— What is being asked —
Repeat the lines that follow, leaving nothing out.

Stored data:
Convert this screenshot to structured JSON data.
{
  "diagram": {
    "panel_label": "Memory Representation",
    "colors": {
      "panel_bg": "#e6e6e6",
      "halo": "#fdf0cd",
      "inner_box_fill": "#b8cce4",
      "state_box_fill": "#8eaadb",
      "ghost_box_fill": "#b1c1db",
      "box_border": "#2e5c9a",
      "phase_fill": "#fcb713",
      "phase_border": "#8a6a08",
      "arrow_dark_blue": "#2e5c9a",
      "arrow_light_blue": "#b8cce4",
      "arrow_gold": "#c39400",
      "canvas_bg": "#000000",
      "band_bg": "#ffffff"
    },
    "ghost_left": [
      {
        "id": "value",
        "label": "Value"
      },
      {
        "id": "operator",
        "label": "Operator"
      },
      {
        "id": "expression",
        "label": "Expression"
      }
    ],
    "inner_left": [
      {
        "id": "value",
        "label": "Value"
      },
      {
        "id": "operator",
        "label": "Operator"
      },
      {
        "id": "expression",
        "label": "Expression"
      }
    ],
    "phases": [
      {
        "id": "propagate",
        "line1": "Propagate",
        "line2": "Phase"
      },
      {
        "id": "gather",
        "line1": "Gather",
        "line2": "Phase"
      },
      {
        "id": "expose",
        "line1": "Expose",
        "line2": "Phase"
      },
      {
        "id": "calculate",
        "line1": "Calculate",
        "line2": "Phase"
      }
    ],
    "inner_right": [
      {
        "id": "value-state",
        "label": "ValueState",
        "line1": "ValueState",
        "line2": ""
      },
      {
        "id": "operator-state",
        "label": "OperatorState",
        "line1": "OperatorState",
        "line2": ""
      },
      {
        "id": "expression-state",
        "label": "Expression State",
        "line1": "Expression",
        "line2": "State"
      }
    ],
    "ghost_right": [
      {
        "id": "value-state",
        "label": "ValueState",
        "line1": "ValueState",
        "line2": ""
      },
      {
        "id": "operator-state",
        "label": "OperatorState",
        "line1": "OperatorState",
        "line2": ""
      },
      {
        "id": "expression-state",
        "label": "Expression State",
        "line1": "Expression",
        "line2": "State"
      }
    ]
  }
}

— Solution to the problem —
Convert this screenshot to structured JSON data.
{
  "diagram": {
    "panel_label": "Memory Representation",
    "colors": {
      "panel_bg": "#e6e6e6",
      "halo": "#fdf0cd",
      "inner_box_fill": "#b8cce4",
      "state_box_fill": "#8eaadb",
      "ghost_box_fill": "#b1c1db",
      "box_border": "#2e5c9a",
      "phase_fill": "#fcb713",
      "phase_border": "#8a6a08",
      "arrow_dark_blue": "#2e5c9a",
      "arrow_light_blue": "#b8cce4",
      "arrow_gold": "#c39400",
      "canvas_bg": "#000000",
      "band_bg": "#ffffff"
    },
    "ghost_left": [
      {
        "id": "value",
        "label": "Value"
      },
      {
        "id": "operator",
        "label": "Operator"
      },
      {
        "id": "expression",
        "label": "Expression"
      }
    ],
    "inner_left": [
      {
        "id": "value",
        "label": "Value"
      },
      {
        "id": "operator",
        "label": "Operator"
      },
      {
        "id": "expression",
        "label": "Expression"
      }
    ],
    "phases": [
      {
        "id": "propagate",
        "line1": "Propagate",
        "line2": "Phase"
      },
      {
        "id": "gather",
        "line1": "Gather",
        "line2": "Phase"
      },
      {
        "id": "expose",
        "line1": "Expose",
        "line2": "Phase"
      },
      {
        "id": "calculate",
        "line1": "Calculate",
        "line2": "Phase"
      }
    ],
    "inner_right": [
      {
        "id": "value-state",
        "label": "ValueState",
        "line1": "ValueState",
        "line2": ""
      },
      {
        "id": "operator-state",
        "label": "OperatorState",
        "line1": "OperatorState",
        "line2": ""
      },
      {
        "id": "expression-state",
        "label": "Expression State",
        "line1": "Expression",
        "line2": "State"
      }
    ],
    "ghost_right": [
      {
        "id": "value-state",
        "label": "ValueState",
        "line1": "ValueState",
        "line2": ""
      },
      {
        "id": "operator-state",
        "label": "OperatorState",
        "line1": "OperatorState",
        "line2": ""
      },
      {
        "id": "expression-state",
        "label": "Expression State",
        "line1": "Expression",
        "line2": "State"
      }
    ]
  }
}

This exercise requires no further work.